• [Your instructions] Transcribe the records below exactly, leaving out any pictures.

• [Excerpted data]
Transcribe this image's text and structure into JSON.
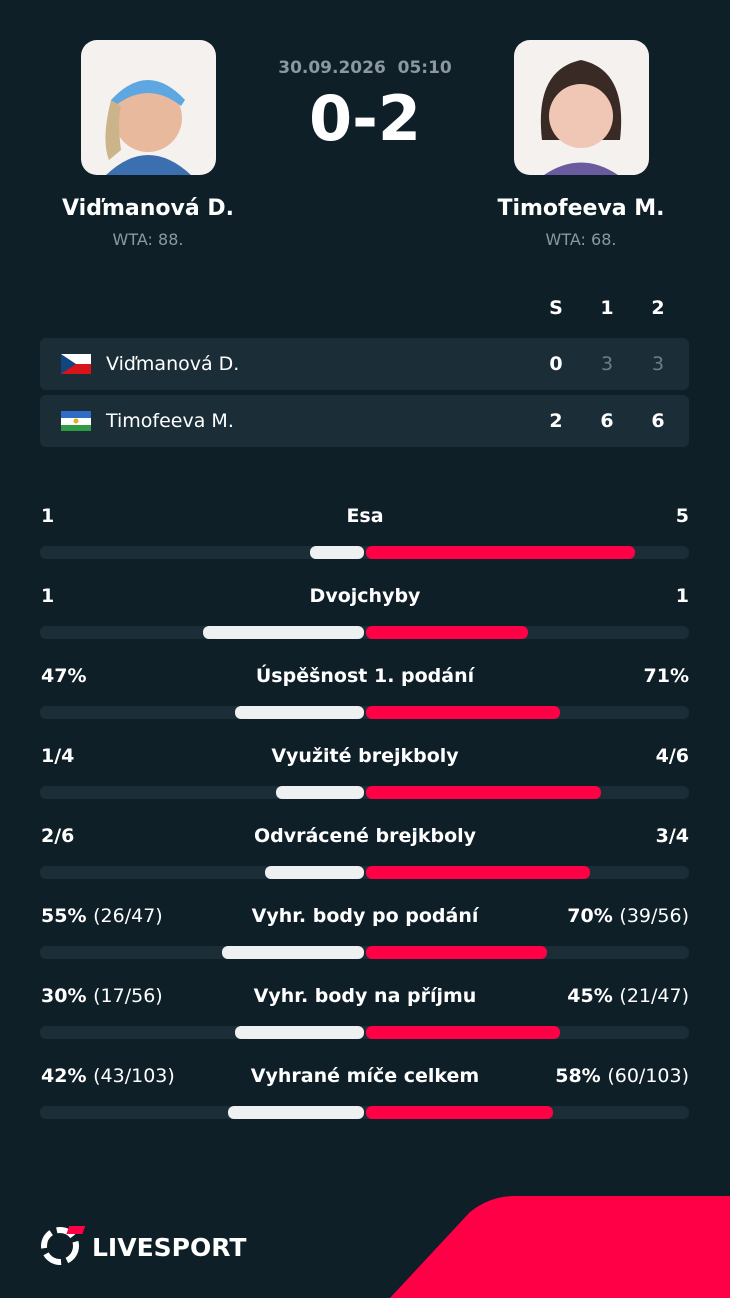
{
  "match": {
    "date": "30.09.2026",
    "time": "05:10",
    "score": "0-2"
  },
  "players": [
    {
      "name": "Viďmanová D.",
      "rank": "WTA: 88."
    },
    {
      "name": "Timofeeva M.",
      "rank": "WTA: 68."
    }
  ],
  "scoreboard": {
    "headers": [
      "S",
      "1",
      "2"
    ],
    "rows": [
      {
        "name": "Viďmanová D.",
        "scores": [
          0,
          3,
          3
        ]
      },
      {
        "name": "Timofeeva M.",
        "scores": [
          2,
          6,
          6
        ]
      }
    ]
  },
  "stats": [
    {
      "label": "Esa",
      "home": {
        "value": 1
      },
      "away": {
        "value": 5
      }
    },
    {
      "label": "Dvojchyby",
      "home": {
        "value": 1
      },
      "away": {
        "value": 1
      }
    },
    {
      "label": "Úspěšnost 1. podání",
      "home": {
        "value": 47,
        "label": "47%"
      },
      "away": {
        "value": 71,
        "label": "71%"
      }
    },
    {
      "label": "Využité brejkboly",
      "home": {
        "value": 25,
        "label": "1/4"
      },
      "away": {
        "value": 66.7,
        "label": "4/6"
      }
    },
    {
      "label": "Odvrácené brejkboly",
      "home": {
        "value": 33.3,
        "label": "2/6"
      },
      "away": {
        "value": 75,
        "label": "3/4"
      }
    },
    {
      "label": "Vyhr. body po podání",
      "home": {
        "value": 55,
        "label": "55%",
        "detail": "(26/47)"
      },
      "away": {
        "value": 70,
        "label": "70%",
        "detail": "(39/56)"
      }
    },
    {
      "label": "Vyhr. body na příjmu",
      "home": {
        "value": 30,
        "label": "30%",
        "detail": "(17/56)"
      },
      "away": {
        "value": 45,
        "label": "45%",
        "detail": "(21/47)"
      }
    },
    {
      "label": "Vyhrané míče celkem",
      "home": {
        "value": 42,
        "label": "42%",
        "detail": "(43/103)"
      },
      "away": {
        "value": 58,
        "label": "58%",
        "detail": "(60/103)"
      }
    }
  ],
  "brand": "LIVESPORT"
}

• [Answer to this task]
Transcribe this image's text and structure into JSON.
{
  "match": {
    "date": "30.09.2026",
    "time": "05:10",
    "score": "0-2"
  },
  "players": [
    {
      "name": "Viďmanová D.",
      "rank": "WTA: 88."
    },
    {
      "name": "Timofeeva M.",
      "rank": "WTA: 68."
    }
  ],
  "scoreboard": {
    "headers": [
      "S",
      "1",
      "2"
    ],
    "rows": [
      {
        "name": "Viďmanová D.",
        "scores": [
          0,
          3,
          3
        ]
      },
      {
        "name": "Timofeeva M.",
        "scores": [
          2,
          6,
          6
        ]
      }
    ]
  },
  "stats": [
    {
      "label": "Esa",
      "home": {
        "value": 1
      },
      "away": {
        "value": 5
      }
    },
    {
      "label": "Dvojchyby",
      "home": {
        "value": 1
      },
      "away": {
        "value": 1
      }
    },
    {
      "label": "Úspěšnost 1. podání",
      "home": {
        "value": 47,
        "label": "47%"
      },
      "away": {
        "value": 71,
        "label": "71%"
      }
    },
    {
      "label": "Využité brejkboly",
      "home": {
        "value": 25,
        "label": "1/4"
      },
      "away": {
        "value": 66.7,
        "label": "4/6"
      }
    },
    {
      "label": "Odvrácené brejkboly",
      "home": {
        "value": 33.3,
        "label": "2/6"
      },
      "away": {
        "value": 75,
        "label": "3/4"
      }
    },
    {
      "label": "Vyhr. body po podání",
      "home": {
        "value": 55,
        "label": "55%",
        "detail": "(26/47)"
      },
      "away": {
        "value": 70,
        "label": "70%",
        "detail": "(39/56)"
      }
    },
    {
      "label": "Vyhr. body na příjmu",
      "home": {
        "value": 30,
        "label": "30%",
        "detail": "(17/56)"
      },
      "away": {
        "value": 45,
        "label": "45%",
        "detail": "(21/47)"
      }
    },
    {
      "label": "Vyhrané míče celkem",
      "home": {
        "value": 42,
        "label": "42%",
        "detail": "(43/103)"
      },
      "away": {
        "value": 58,
        "label": "58%",
        "detail": "(60/103)"
      }
    }
  ],
  "brand": "LIVESPORT"
}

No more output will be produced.